» Your goal
Copy the material below line for line, changing nothing.

» Records shown
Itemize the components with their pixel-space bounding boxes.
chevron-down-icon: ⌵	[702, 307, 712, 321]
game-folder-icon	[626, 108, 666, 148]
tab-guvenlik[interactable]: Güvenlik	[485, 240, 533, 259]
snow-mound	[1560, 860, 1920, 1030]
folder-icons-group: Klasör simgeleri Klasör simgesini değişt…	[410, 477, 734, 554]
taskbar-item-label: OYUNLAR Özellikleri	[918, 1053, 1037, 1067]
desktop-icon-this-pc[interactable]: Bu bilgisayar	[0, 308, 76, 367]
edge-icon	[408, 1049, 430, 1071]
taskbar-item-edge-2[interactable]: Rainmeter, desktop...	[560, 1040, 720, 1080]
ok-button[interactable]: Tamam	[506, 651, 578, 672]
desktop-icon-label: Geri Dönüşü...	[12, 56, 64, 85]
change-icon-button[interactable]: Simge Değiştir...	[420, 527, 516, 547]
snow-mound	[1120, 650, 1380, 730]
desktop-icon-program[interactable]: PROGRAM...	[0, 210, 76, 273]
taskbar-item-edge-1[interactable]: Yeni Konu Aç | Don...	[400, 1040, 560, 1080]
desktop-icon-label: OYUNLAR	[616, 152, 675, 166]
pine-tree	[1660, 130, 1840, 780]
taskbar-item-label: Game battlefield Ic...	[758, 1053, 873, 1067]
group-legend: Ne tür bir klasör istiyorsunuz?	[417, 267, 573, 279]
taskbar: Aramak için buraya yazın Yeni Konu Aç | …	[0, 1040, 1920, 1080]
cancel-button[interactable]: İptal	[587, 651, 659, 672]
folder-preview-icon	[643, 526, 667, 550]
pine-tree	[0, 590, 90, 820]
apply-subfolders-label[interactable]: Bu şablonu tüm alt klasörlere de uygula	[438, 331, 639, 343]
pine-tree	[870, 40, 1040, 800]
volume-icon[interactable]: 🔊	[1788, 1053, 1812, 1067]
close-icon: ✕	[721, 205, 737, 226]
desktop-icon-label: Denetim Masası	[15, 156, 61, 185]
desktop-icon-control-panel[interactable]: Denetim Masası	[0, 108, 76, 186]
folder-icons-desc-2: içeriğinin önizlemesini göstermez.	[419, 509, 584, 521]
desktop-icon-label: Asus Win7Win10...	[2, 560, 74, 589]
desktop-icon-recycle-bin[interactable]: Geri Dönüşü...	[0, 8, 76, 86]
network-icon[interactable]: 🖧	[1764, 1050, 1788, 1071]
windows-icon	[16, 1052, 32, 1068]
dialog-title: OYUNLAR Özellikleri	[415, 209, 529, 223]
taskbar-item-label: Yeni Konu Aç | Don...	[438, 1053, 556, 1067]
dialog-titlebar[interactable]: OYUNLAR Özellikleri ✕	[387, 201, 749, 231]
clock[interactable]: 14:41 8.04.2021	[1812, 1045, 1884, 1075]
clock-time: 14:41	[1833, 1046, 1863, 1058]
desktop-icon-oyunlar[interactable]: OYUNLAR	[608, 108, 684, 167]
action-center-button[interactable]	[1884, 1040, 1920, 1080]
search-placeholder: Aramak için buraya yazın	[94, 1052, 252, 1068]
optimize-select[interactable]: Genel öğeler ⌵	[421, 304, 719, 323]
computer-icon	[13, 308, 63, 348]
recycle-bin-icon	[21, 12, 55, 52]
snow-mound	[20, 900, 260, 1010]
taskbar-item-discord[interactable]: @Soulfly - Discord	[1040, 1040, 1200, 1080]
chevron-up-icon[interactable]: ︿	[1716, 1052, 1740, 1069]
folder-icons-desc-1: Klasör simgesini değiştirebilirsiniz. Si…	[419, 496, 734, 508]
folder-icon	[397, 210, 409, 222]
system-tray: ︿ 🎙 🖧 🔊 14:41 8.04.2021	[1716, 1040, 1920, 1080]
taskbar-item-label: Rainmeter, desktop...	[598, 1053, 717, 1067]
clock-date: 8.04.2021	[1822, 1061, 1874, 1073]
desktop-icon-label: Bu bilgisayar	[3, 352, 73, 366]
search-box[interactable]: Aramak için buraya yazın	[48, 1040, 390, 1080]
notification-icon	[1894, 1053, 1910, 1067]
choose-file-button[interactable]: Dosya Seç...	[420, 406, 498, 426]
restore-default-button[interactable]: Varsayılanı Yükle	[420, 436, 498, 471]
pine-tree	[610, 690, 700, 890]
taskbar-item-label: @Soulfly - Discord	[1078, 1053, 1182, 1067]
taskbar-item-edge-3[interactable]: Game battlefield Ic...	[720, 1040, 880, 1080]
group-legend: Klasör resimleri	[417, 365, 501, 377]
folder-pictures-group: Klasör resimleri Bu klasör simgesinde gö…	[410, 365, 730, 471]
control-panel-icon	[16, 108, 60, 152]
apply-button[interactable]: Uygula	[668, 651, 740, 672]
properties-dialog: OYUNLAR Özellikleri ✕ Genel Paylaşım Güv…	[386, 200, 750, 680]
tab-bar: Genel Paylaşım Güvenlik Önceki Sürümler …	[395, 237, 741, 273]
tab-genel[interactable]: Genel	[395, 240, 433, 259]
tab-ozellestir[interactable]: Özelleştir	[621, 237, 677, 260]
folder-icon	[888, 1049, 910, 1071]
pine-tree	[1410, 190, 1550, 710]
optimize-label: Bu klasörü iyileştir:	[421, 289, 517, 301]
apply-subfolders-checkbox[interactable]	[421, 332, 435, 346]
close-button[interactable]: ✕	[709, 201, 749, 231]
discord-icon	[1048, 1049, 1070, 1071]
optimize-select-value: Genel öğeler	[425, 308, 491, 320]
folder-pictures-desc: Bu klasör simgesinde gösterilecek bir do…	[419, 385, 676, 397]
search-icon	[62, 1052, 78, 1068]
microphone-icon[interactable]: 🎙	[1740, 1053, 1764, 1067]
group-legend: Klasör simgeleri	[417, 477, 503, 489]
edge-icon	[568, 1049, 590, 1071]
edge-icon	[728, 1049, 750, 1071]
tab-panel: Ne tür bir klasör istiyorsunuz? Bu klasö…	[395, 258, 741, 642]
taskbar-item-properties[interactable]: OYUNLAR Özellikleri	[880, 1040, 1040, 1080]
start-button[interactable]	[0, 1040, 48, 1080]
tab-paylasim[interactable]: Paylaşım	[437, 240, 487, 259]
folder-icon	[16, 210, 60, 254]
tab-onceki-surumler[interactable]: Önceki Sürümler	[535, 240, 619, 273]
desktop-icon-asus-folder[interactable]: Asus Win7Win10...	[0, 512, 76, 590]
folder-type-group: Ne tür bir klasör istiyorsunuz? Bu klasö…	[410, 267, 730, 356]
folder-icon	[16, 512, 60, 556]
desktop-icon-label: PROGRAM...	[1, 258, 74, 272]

» Result for this task
Itemize the components with their pixel-space bounding boxes.
chevron-down-icon: ⌵	[702, 307, 712, 321]
game-folder-icon	[626, 108, 666, 148]
tab-guvenlik[interactable]: Güvenlik	[485, 240, 533, 259]
snow-mound	[1560, 860, 1920, 1030]
folder-icons-group: Klasör simgeleri Klasör simgesini değişt…	[410, 477, 734, 554]
taskbar-item-label: OYUNLAR Özellikleri	[918, 1053, 1037, 1067]
desktop-icon-this-pc[interactable]: Bu bilgisayar	[0, 308, 76, 367]
edge-icon	[408, 1049, 430, 1071]
taskbar-item-edge-2[interactable]: Rainmeter, desktop...	[560, 1040, 720, 1080]
ok-button[interactable]: Tamam	[506, 651, 578, 672]
desktop-icon-label: Geri Dönüşü...	[12, 56, 64, 85]
change-icon-button[interactable]: Simge Değiştir...	[420, 527, 516, 547]
snow-mound	[1120, 650, 1380, 730]
desktop-icon-program[interactable]: PROGRAM...	[0, 210, 76, 273]
taskbar-item-edge-1[interactable]: Yeni Konu Aç | Don...	[400, 1040, 560, 1080]
desktop-icon-label: OYUNLAR	[616, 152, 675, 166]
pine-tree	[1660, 130, 1840, 780]
taskbar-item-label: Game battlefield Ic...	[758, 1053, 873, 1067]
group-legend: Ne tür bir klasör istiyorsunuz?	[417, 267, 573, 279]
taskbar: Aramak için buraya yazın Yeni Konu Aç | …	[0, 1040, 1920, 1080]
cancel-button[interactable]: İptal	[587, 651, 659, 672]
folder-preview-icon	[643, 526, 667, 550]
pine-tree	[0, 590, 90, 820]
apply-subfolders-label[interactable]: Bu şablonu tüm alt klasörlere de uygula	[438, 331, 639, 343]
pine-tree	[870, 40, 1040, 800]
volume-icon[interactable]: 🔊	[1788, 1053, 1812, 1067]
close-icon: ✕	[721, 205, 737, 226]
desktop-icon-label: Denetim Masası	[15, 156, 61, 185]
desktop-icon-control-panel[interactable]: Denetim Masası	[0, 108, 76, 186]
folder-icons-desc-2: içeriğinin önizlemesini göstermez.	[419, 509, 584, 521]
desktop-icon-label: Asus Win7Win10...	[2, 560, 74, 589]
desktop-icon-recycle-bin[interactable]: Geri Dönüşü...	[0, 8, 76, 86]
network-icon[interactable]: 🖧	[1764, 1050, 1788, 1071]
windows-icon	[16, 1052, 32, 1068]
dialog-title: OYUNLAR Özellikleri	[415, 209, 529, 223]
taskbar-item-label: Yeni Konu Aç | Don...	[438, 1053, 556, 1067]
dialog-titlebar[interactable]: OYUNLAR Özellikleri ✕	[387, 201, 749, 231]
clock[interactable]: 14:41 8.04.2021	[1812, 1045, 1884, 1075]
clock-time: 14:41	[1833, 1046, 1863, 1058]
desktop-icon-oyunlar[interactable]: OYUNLAR	[608, 108, 684, 167]
action-center-button[interactable]	[1884, 1040, 1920, 1080]
search-placeholder: Aramak için buraya yazın	[94, 1052, 252, 1068]
optimize-select[interactable]: Genel öğeler ⌵	[421, 304, 719, 323]
computer-icon	[13, 308, 63, 348]
recycle-bin-icon	[21, 12, 55, 52]
snow-mound	[20, 900, 260, 1010]
taskbar-item-discord[interactable]: @Soulfly - Discord	[1040, 1040, 1200, 1080]
chevron-up-icon[interactable]: ︿	[1716, 1052, 1740, 1069]
folder-icons-desc-1: Klasör simgesini değiştirebilirsiniz. Si…	[419, 496, 734, 508]
folder-icon	[397, 210, 409, 222]
system-tray: ︿ 🎙 🖧 🔊 14:41 8.04.2021	[1716, 1040, 1920, 1080]
taskbar-item-label: Rainmeter, desktop...	[598, 1053, 717, 1067]
clock-date: 8.04.2021	[1822, 1061, 1874, 1073]
desktop-icon-label: Bu bilgisayar	[3, 352, 73, 366]
search-box[interactable]: Aramak için buraya yazın	[48, 1040, 390, 1080]
notification-icon	[1894, 1053, 1910, 1067]
choose-file-button[interactable]: Dosya Seç...	[420, 406, 498, 426]
restore-default-button[interactable]: Varsayılanı Yükle	[420, 436, 498, 471]
pine-tree	[610, 690, 700, 890]
taskbar-item-label: @Soulfly - Discord	[1078, 1053, 1182, 1067]
taskbar-item-edge-3[interactable]: Game battlefield Ic...	[720, 1040, 880, 1080]
group-legend: Klasör resimleri	[417, 365, 501, 377]
folder-pictures-group: Klasör resimleri Bu klasör simgesinde gö…	[410, 365, 730, 471]
control-panel-icon	[16, 108, 60, 152]
apply-button[interactable]: Uygula	[668, 651, 740, 672]
properties-dialog: OYUNLAR Özellikleri ✕ Genel Paylaşım Güv…	[386, 200, 750, 680]
tab-bar: Genel Paylaşım Güvenlik Önceki Sürümler …	[395, 237, 741, 273]
tab-genel[interactable]: Genel	[395, 240, 433, 259]
tab-ozellestir[interactable]: Özelleştir	[621, 237, 677, 260]
folder-icon	[888, 1049, 910, 1071]
pine-tree	[1410, 190, 1550, 710]
optimize-label: Bu klasörü iyileştir:	[421, 289, 517, 301]
apply-subfolders-checkbox[interactable]	[421, 332, 435, 346]
close-button[interactable]: ✕	[709, 201, 749, 231]
discord-icon	[1048, 1049, 1070, 1071]
optimize-select-value: Genel öğeler	[425, 308, 491, 320]
folder-pictures-desc: Bu klasör simgesinde gösterilecek bir do…	[419, 385, 676, 397]
search-icon	[62, 1052, 78, 1068]
microphone-icon[interactable]: 🎙	[1740, 1053, 1764, 1067]
group-legend: Klasör simgeleri	[417, 477, 503, 489]
edge-icon	[568, 1049, 590, 1071]
edge-icon	[728, 1049, 750, 1071]
tab-panel: Ne tür bir klasör istiyorsunuz? Bu klasö…	[395, 258, 741, 642]
taskbar-item-properties[interactable]: OYUNLAR Özellikleri	[880, 1040, 1040, 1080]
start-button[interactable]	[0, 1040, 48, 1080]
tab-paylasim[interactable]: Paylaşım	[437, 240, 487, 259]
folder-icon	[16, 210, 60, 254]
tab-onceki-surumler[interactable]: Önceki Sürümler	[535, 240, 619, 273]
desktop-icon-asus-folder[interactable]: Asus Win7Win10...	[0, 512, 76, 590]
folder-type-group: Ne tür bir klasör istiyorsunuz? Bu klasö…	[410, 267, 730, 356]
folder-icon	[16, 512, 60, 556]
desktop-icon-label: PROGRAM...	[1, 258, 74, 272]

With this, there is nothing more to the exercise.